◆ Records for processing:
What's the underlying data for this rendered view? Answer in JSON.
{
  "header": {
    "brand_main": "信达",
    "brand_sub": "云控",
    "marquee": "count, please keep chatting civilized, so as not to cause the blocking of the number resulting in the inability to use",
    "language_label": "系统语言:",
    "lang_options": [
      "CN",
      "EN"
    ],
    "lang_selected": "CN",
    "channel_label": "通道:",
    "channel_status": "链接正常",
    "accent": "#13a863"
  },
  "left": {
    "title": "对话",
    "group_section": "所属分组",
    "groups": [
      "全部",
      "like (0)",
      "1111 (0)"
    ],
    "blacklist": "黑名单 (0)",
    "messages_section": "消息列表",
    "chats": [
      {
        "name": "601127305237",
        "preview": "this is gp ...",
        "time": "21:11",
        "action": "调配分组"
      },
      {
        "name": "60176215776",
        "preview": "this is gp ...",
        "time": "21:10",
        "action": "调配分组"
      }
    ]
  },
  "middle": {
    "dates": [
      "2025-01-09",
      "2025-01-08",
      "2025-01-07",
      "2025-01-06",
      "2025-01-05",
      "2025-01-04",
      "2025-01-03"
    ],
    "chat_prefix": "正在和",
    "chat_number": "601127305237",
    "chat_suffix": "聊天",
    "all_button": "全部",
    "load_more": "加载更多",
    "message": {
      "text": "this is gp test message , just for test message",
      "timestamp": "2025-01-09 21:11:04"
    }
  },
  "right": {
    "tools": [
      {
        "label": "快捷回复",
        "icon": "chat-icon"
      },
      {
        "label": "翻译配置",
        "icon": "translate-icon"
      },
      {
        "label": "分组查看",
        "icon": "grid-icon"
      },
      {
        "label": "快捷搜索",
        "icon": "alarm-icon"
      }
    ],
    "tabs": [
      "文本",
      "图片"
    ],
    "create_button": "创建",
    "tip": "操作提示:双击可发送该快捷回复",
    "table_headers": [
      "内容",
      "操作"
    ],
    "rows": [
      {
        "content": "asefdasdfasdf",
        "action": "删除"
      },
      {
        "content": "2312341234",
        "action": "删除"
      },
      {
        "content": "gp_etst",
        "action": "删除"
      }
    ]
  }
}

◆ Your task:
Quote every record above exactly.

◆ Output below:
What's the underlying data for this rendered view? Answer in JSON.
{
  "header": {
    "brand_main": "信达",
    "brand_sub": "云控",
    "marquee": "count, please keep chatting civilized, so as not to cause the blocking of the number resulting in the inability to use",
    "language_label": "系统语言:",
    "lang_options": [
      "CN",
      "EN"
    ],
    "lang_selected": "CN",
    "channel_label": "通道:",
    "channel_status": "链接正常",
    "accent": "#13a863"
  },
  "left": {
    "title": "对话",
    "group_section": "所属分组",
    "groups": [
      "全部",
      "like (0)",
      "1111 (0)"
    ],
    "blacklist": "黑名单 (0)",
    "messages_section": "消息列表",
    "chats": [
      {
        "name": "601127305237",
        "preview": "this is gp ...",
        "time": "21:11",
        "action": "调配分组"
      },
      {
        "name": "60176215776",
        "preview": "this is gp ...",
        "time": "21:10",
        "action": "调配分组"
      }
    ]
  },
  "middle": {
    "dates": [
      "2025-01-09",
      "2025-01-08",
      "2025-01-07",
      "2025-01-06",
      "2025-01-05",
      "2025-01-04",
      "2025-01-03"
    ],
    "chat_prefix": "正在和",
    "chat_number": "601127305237",
    "chat_suffix": "聊天",
    "all_button": "全部",
    "load_more": "加载更多",
    "message": {
      "text": "this is gp test message , just for test message",
      "timestamp": "2025-01-09 21:11:04"
    }
  },
  "right": {
    "tools": [
      {
        "label": "快捷回复",
        "icon": "chat-icon"
      },
      {
        "label": "翻译配置",
        "icon": "translate-icon"
      },
      {
        "label": "分组查看",
        "icon": "grid-icon"
      },
      {
        "label": "快捷搜索",
        "icon": "alarm-icon"
      }
    ],
    "tabs": [
      "文本",
      "图片"
    ],
    "create_button": "创建",
    "tip": "操作提示:双击可发送该快捷回复",
    "table_headers": [
      "内容",
      "操作"
    ],
    "rows": [
      {
        "content": "asefdasdfasdf",
        "action": "删除"
      },
      {
        "content": "2312341234",
        "action": "删除"
      },
      {
        "content": "gp_etst",
        "action": "删除"
      }
    ]
  }
}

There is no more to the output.